:: Your goal ::
Your task is to repeat the entries underneath exactly, minus the pictures.

:: Records shown ::
/---

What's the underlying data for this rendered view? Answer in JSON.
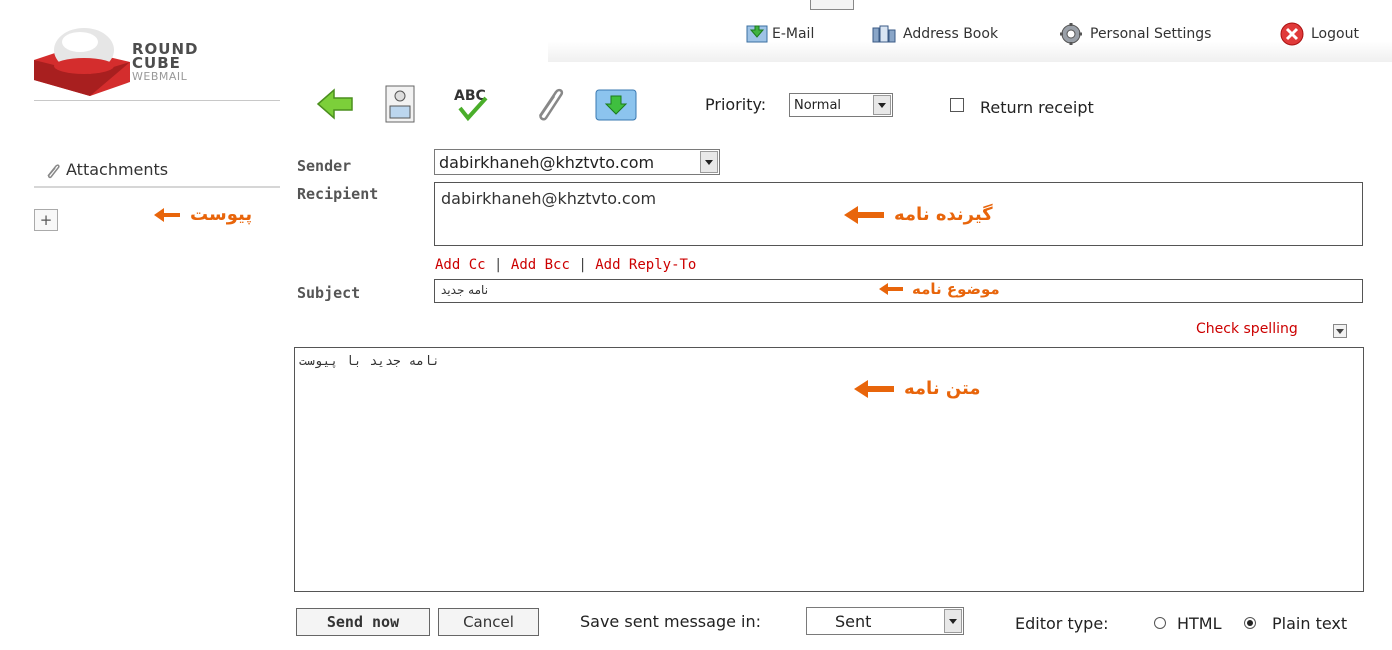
{
  "nav": {
    "email": "E-Mail",
    "address_book": "Address Book",
    "personal_settings": "Personal Settings",
    "logout": "Logout"
  },
  "logo": {
    "line1": "ROUND",
    "line2": "CUBE",
    "line3": "WEBMAIL"
  },
  "toolbar": {
    "priority_label": "Priority:",
    "priority_value": "Normal",
    "return_receipt_label": "Return receipt",
    "return_receipt_checked": false
  },
  "sidebar": {
    "attachments_title": "Attachments",
    "attach_annotation": "پیوست"
  },
  "form": {
    "sender_label": "Sender",
    "sender_value": "dabirkhaneh@khztvto.com",
    "recipient_label": "Recipient",
    "recipient_value": "dabirkhaneh@khztvto.com",
    "recipient_annotation": "گیرنده نامه",
    "add_cc": "Add Cc",
    "add_bcc": "Add Bcc",
    "add_reply_to": "Add Reply-To",
    "separator": "|",
    "subject_label": "Subject",
    "subject_value": "نامه جدید",
    "subject_annotation": "موضوع نامه",
    "check_spelling": "Check spelling",
    "body_value": "نامه جدید با پیوست",
    "body_annotation": "متن نامه"
  },
  "footer": {
    "send_now": "Send now",
    "cancel": "Cancel",
    "save_sent_label": "Save sent message in:",
    "save_sent_value": "Sent",
    "editor_type_label": "Editor type:",
    "editor_html": "HTML",
    "editor_plain": "Plain text",
    "editor_selected": "Plain text"
  },
  "colors": {
    "annotation": "#e8650b",
    "link_red": "#cc0000",
    "logo_red": "#d42d2d"
  }
}
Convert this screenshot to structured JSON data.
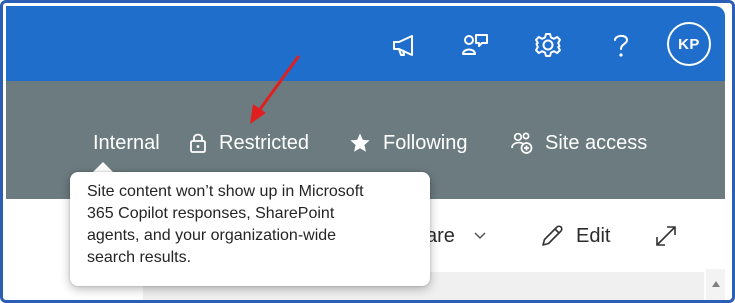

\---

:: Result below ::
What's the underlying data for this rendered view? Answer in JSON.
{
  "nav": {
    "email": "E-Mail",
    "address_book": "Address Book",
    "personal_settings": "Personal Settings",
    "logout": "Logout"
  },
  "logo": {
    "line1": "ROUND",
    "line2": "CUBE",
    "line3": "WEBMAIL"
  },
  "toolbar": {
    "priority_label": "Priority:",
    "priority_value": "Normal",
    "return_receipt_label": "Return receipt",
    "return_receipt_checked": false
  },
  "sidebar": {
    "attachments_title": "Attachments",
    "attach_annotation": "پیوست"
  },
  "form": {
    "sender_label": "Sender",
    "sender_value": "dabirkhaneh@khztvto.com",
    "recipient_label": "Recipient",
    "recipient_value": "dabirkhaneh@khztvto.com",
    "recipient_annotation": "گیرنده نامه",
    "add_cc": "Add Cc",
    "add_bcc": "Add Bcc",
    "add_reply_to": "Add Reply-To",
    "separator": "|",
    "subject_label": "Subject",
    "subject_value": "نامه جدید",
    "subject_annotation": "موضوع نامه",
    "check_spelling": "Check spelling",
    "body_value": "نامه جدید با پیوست",
    "body_annotation": "متن نامه"
  },
  "footer": {
    "send_now": "Send now",
    "cancel": "Cancel",
    "save_sent_label": "Save sent message in:",
    "save_sent_value": "Sent",
    "editor_type_label": "Editor type:",
    "editor_html": "HTML",
    "editor_plain": "Plain text",
    "editor_selected": "Plain text"
  },
  "colors": {
    "annotation": "#e8650b",
    "link_red": "#cc0000",
    "logo_red": "#d42d2d"
  }
}
Convert this screenshot to structured JSON data.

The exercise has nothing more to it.